Поэтому я думаю, что есть какие-то второго слоя темы, которые способствовали этому разговору. Это все-таки начало использования Россией баллистических ракет средней дальности этих модернизированных. Непонятной дальности, я бы сказал, ракет. Поскольку это предполагает все равно какие-то встречные шаги, на это ж как-то надо реагировать.
Но я могу представить, что это даже вписывается в тему случайного разговора: «Слушай, Чарльз, тут у нас орехи посыпались. Конечно, это не то что мы хотели сразу ударить по Парижу и Лондону. Вот такого рода инциденты вы должны рассматривать как случайные вещи. Это наш спор славян между собой. Вас это не очень касается, поэтому вы не волнуйтесь. Тут многие говорят. Но это наше внутреннее дело. Это наш маленький ореховый лес. А вас не касается». Ну да, то есть, в принципе, можно и так дядю Ваню поставить, можно вписать в эту тему.
И второе – все-таки то, что происходит в Сирии. Я не знаю, разговор был в преддверии этих событий или уже когда они начались. Но это большая тема, потому что там острое столкновение интересов очень многих армий и там действительно надо разводить. То есть я больше списываю на то, что возникли сущностные вопросы.
А. ВЕНЕДИКТОВ: Смотрите, параллельно с этим, можно сказать, одновременно с этим значительная украинская делегация летит в Вашингтон во главе с главой офиса Андреем Ермаком, которого называют вторым, а иногда первым человеком в Украине. Но там и министр обороны Умеров Рустем. И она встречается с частными лицами, с переходной компанией Трампа, причем на самом высоком уровне. И при этом она пока не встречается с администрацией Байдена, действующего президента.
Она встречается там, ну хорошо, со спецназначенным по Украине и России, понятно. Советник по национальной безопасности, понятно. Приходит избранный вице-президент Вэнс в этот разговор. Потом эта встреча с главой администрации Трампа Сьюзан Уайлс. Они вот едут к этим частным людям. Зачем и с чем?
В. ПАСТУХОВ: Я не могу не съязвить. В моей многолетней адвокатской практике в том числе у меня был контрагент крупный, очень остроумный человек, бизнесмен в Украине, который меня ознакомил с очень важной формулой украинского политического класса, ну и экономического класса, которая звучит так: «Ранее оказанная в Киеве услуга не считается предоставленной».

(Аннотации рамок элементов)
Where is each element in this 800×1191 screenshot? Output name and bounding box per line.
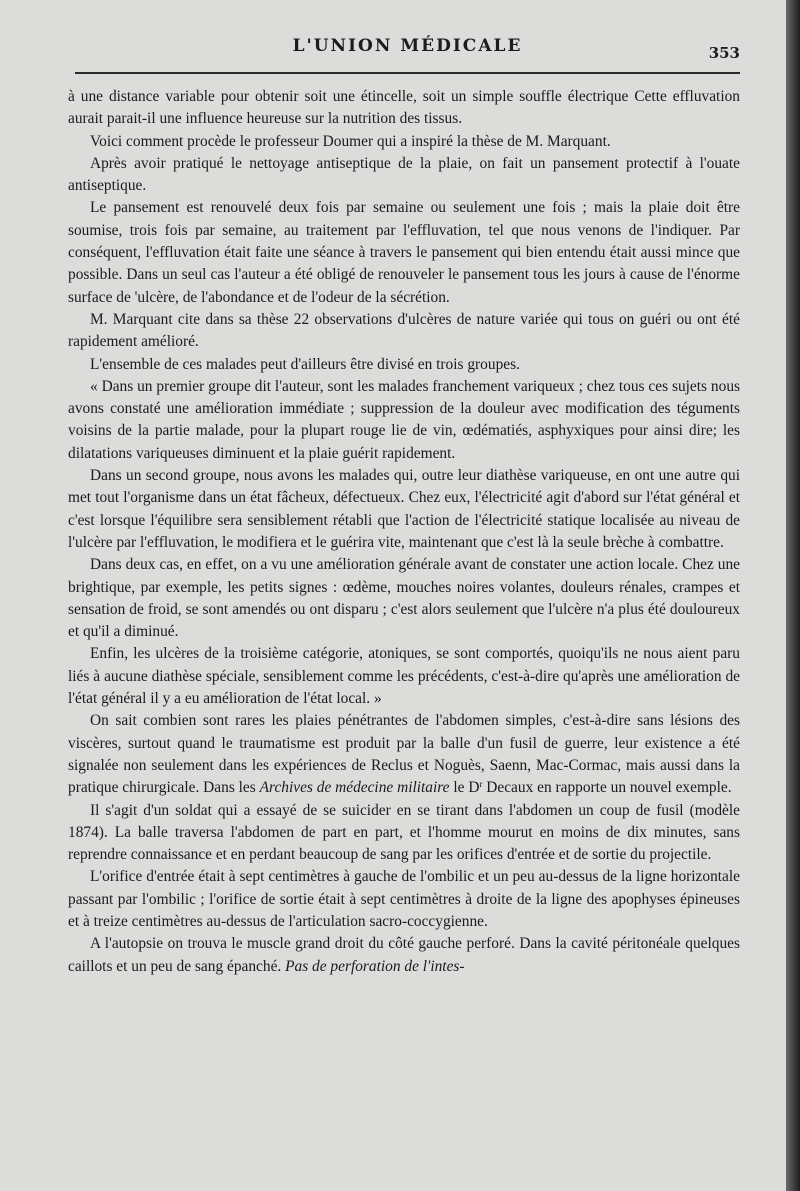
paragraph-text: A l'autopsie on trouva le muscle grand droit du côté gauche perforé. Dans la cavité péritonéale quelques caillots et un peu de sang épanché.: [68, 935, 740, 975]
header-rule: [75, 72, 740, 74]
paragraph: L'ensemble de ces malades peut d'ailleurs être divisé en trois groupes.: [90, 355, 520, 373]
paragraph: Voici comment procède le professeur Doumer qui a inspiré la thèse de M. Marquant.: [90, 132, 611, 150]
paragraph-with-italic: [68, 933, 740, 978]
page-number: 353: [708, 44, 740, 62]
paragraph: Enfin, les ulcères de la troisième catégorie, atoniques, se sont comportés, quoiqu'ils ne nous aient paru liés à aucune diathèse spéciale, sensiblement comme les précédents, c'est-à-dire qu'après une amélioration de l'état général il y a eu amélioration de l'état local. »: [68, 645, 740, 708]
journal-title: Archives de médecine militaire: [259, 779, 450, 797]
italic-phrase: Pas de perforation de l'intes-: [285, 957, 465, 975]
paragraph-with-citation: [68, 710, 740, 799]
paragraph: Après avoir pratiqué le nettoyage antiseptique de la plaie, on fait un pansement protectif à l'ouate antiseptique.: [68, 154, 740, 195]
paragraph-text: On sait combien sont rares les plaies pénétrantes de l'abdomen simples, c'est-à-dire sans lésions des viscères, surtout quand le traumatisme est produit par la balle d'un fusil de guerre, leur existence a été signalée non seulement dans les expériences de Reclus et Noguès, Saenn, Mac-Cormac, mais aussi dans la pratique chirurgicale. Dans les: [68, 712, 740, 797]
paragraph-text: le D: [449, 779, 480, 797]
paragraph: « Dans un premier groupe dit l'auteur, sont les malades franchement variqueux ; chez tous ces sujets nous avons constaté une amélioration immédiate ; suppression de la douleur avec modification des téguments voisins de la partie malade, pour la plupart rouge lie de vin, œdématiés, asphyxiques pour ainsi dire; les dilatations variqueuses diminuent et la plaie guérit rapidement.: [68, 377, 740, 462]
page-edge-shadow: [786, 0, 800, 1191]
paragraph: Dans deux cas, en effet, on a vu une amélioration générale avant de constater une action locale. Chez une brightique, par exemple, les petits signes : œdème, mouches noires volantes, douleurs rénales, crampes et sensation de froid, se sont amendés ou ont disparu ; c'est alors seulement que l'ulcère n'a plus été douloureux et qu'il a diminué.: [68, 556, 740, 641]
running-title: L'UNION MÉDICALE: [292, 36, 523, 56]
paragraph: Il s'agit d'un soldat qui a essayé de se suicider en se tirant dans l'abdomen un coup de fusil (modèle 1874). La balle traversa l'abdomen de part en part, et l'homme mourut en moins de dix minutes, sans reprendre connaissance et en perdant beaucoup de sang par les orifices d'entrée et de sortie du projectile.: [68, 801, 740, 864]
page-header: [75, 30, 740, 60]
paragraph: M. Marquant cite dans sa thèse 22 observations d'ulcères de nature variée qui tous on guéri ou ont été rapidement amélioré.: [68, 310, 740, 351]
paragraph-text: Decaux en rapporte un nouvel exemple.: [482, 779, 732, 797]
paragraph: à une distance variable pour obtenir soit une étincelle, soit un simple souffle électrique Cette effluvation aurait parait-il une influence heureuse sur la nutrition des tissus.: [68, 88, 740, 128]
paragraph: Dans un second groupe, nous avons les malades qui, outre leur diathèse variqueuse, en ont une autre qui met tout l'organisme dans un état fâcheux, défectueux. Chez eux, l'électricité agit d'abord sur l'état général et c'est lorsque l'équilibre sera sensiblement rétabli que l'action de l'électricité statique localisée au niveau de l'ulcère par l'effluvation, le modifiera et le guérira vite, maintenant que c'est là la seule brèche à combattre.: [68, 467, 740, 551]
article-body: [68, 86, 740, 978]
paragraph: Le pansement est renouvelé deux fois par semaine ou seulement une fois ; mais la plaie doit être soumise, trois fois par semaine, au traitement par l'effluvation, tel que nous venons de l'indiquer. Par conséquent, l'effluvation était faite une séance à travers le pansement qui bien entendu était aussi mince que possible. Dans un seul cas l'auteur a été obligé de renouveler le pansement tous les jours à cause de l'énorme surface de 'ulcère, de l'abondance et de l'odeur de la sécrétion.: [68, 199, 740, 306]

**ЗАДАНИЕ**
Соответствуют ли фрагменту текста утверждения (а) «Украинскую делегацию в Вашингтон возглавляет Андрей Ермак», (б) «Украинская делегация уже встретилась с администрацией Байдена», (в) «В составе делегации есть министр обороны»? На каждое ответьте «да» или «нет» и приведите решающие слова фрагмента в точной цитате.

**РЕЗУЛЬТАТ ЗАДАНИЯ**
(а) Да: «во главе с главой офиса Андреем Ермаком».
(б) Нет: «она пока не встречается с администрацией Байдена, действующего президента».
(в) Да: «Но там и министр обороны Умеров Рустем».